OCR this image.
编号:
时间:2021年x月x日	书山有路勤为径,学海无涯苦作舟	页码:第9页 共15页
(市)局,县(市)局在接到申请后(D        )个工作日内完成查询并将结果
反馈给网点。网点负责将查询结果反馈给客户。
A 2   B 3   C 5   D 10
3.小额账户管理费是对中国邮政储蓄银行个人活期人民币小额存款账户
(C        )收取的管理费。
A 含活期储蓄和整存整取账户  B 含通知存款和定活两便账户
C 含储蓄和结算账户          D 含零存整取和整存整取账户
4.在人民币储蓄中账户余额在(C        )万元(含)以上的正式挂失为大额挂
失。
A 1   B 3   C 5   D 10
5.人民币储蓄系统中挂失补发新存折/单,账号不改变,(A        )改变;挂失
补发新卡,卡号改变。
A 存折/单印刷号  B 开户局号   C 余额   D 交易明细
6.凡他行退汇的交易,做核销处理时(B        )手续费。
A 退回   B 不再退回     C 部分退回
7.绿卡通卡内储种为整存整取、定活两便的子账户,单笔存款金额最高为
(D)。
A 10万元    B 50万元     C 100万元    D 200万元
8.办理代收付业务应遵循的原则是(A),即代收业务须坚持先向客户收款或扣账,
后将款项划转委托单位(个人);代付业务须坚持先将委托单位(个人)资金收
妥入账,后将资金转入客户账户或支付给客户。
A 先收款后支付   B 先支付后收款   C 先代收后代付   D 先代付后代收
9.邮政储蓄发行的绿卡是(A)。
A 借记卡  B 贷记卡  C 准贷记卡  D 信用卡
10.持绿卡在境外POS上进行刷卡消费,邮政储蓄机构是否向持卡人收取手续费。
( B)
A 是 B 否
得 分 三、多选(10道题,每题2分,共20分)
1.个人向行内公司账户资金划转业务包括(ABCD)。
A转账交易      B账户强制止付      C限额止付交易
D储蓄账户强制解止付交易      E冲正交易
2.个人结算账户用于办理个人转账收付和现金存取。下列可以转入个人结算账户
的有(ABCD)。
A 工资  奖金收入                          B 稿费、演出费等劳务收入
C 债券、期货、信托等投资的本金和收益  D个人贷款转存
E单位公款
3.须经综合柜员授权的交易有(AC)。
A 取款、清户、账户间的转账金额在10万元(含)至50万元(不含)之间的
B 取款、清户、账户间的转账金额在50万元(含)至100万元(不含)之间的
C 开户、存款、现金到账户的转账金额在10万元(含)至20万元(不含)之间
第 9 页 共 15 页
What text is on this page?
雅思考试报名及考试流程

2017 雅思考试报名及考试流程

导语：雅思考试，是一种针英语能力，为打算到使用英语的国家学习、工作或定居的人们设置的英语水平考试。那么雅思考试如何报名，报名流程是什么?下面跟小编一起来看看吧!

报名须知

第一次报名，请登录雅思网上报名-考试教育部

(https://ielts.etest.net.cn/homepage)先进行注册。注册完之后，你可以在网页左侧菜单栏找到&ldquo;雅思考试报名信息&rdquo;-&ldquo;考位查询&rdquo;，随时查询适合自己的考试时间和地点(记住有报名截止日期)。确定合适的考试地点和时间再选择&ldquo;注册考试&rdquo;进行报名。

------

What is expected:
Write out, word for word, the line containing "What text is on this page?" and every line after it to the end of the data above.

Solution to the exercise:
What text is on this page?
雅思考试报名及考试流程

2017 雅思考试报名及考试流程

导语：雅思考试，是一种针英语能力，为打算到使用英语的国家学习、工作或定居的人们设置的英语水平考试。那么雅思考试如何报名，报名流程是什么?下面跟小编一起来看看吧!

报名须知

第一次报名，请登录雅思网上报名-考试教育部

(https://ielts.etest.net.cn/homepage)先进行注册。注册完之后，你可以在网页左侧菜单栏找到&ldquo;雅思考试报名信息&rdquo;-&ldquo;考位查询&rdquo;，随时查询适合自己的考试时间和地点(记住有报名截止日期)。确定合适的考试地点和时间再选择&ldquo;注册考试&rdquo;进行报名。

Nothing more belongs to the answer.